**Instructions to follow:** Look through the listing below and report how many lines contain "more", as a bare number.
------------------------------
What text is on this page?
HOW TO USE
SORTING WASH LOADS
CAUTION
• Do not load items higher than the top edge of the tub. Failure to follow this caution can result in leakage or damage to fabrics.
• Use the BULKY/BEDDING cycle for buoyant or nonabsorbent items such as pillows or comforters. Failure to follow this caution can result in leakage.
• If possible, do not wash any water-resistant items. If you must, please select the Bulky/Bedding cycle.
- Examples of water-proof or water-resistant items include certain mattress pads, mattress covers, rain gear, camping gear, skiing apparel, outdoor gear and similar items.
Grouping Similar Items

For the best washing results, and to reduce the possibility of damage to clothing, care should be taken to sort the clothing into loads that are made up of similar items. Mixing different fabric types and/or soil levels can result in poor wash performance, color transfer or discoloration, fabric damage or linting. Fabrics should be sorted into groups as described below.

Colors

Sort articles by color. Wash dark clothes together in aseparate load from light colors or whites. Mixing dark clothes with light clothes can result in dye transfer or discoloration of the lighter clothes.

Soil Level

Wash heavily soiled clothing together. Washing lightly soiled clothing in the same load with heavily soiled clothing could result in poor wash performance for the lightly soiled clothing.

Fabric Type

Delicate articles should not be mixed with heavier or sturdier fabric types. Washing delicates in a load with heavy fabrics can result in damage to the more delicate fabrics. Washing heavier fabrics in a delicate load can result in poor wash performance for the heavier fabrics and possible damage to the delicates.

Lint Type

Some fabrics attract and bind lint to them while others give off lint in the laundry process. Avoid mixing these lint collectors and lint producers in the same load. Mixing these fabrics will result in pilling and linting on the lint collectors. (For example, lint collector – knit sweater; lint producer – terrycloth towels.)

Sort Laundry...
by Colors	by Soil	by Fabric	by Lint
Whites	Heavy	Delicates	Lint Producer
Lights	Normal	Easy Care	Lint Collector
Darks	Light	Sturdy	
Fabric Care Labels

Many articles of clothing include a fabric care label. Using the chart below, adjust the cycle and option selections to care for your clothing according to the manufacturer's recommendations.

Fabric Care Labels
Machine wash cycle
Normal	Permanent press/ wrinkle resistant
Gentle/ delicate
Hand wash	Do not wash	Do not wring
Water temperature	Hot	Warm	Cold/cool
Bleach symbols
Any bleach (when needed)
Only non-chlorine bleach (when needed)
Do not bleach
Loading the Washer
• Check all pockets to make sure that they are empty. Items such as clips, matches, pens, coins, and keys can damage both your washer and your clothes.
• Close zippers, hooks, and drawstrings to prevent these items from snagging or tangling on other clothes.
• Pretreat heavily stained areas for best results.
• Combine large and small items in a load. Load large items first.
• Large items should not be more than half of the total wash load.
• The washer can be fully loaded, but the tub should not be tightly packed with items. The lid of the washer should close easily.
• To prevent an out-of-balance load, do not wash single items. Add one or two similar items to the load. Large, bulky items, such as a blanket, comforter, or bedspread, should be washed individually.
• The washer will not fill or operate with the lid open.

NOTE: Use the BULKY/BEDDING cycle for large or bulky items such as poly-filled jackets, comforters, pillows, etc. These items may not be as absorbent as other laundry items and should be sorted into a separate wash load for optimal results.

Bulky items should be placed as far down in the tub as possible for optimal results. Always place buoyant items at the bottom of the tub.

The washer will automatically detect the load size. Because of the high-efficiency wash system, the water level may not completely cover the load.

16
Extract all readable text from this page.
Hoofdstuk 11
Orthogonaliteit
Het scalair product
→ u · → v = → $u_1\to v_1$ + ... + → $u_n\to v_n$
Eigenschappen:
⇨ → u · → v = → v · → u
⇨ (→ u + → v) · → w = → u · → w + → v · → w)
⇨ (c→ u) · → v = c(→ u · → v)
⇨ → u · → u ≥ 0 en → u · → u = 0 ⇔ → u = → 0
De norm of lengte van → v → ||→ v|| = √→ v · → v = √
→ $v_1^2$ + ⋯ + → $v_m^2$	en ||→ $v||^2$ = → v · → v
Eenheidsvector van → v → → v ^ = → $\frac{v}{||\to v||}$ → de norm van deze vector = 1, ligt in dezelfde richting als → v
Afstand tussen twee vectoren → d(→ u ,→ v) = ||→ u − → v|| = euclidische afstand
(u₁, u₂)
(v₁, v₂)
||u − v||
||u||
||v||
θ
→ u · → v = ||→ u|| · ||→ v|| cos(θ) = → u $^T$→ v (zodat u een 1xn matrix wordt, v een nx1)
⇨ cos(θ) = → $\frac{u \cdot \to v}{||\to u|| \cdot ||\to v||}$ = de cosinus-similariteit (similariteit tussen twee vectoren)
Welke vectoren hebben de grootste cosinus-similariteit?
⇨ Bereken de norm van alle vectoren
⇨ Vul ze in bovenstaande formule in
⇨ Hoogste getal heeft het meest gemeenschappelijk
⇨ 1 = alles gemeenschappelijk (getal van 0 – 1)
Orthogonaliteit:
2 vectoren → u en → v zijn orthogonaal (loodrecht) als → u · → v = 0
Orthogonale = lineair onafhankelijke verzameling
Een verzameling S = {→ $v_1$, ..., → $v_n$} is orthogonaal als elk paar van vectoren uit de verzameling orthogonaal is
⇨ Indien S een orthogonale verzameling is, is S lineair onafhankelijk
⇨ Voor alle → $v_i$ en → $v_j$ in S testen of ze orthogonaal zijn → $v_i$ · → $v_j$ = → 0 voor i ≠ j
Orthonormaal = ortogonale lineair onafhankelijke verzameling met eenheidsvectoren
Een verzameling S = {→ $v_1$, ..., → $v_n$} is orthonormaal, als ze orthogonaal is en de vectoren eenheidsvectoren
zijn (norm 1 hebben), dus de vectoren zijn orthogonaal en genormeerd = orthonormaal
------------------------------
**Complete output:** 2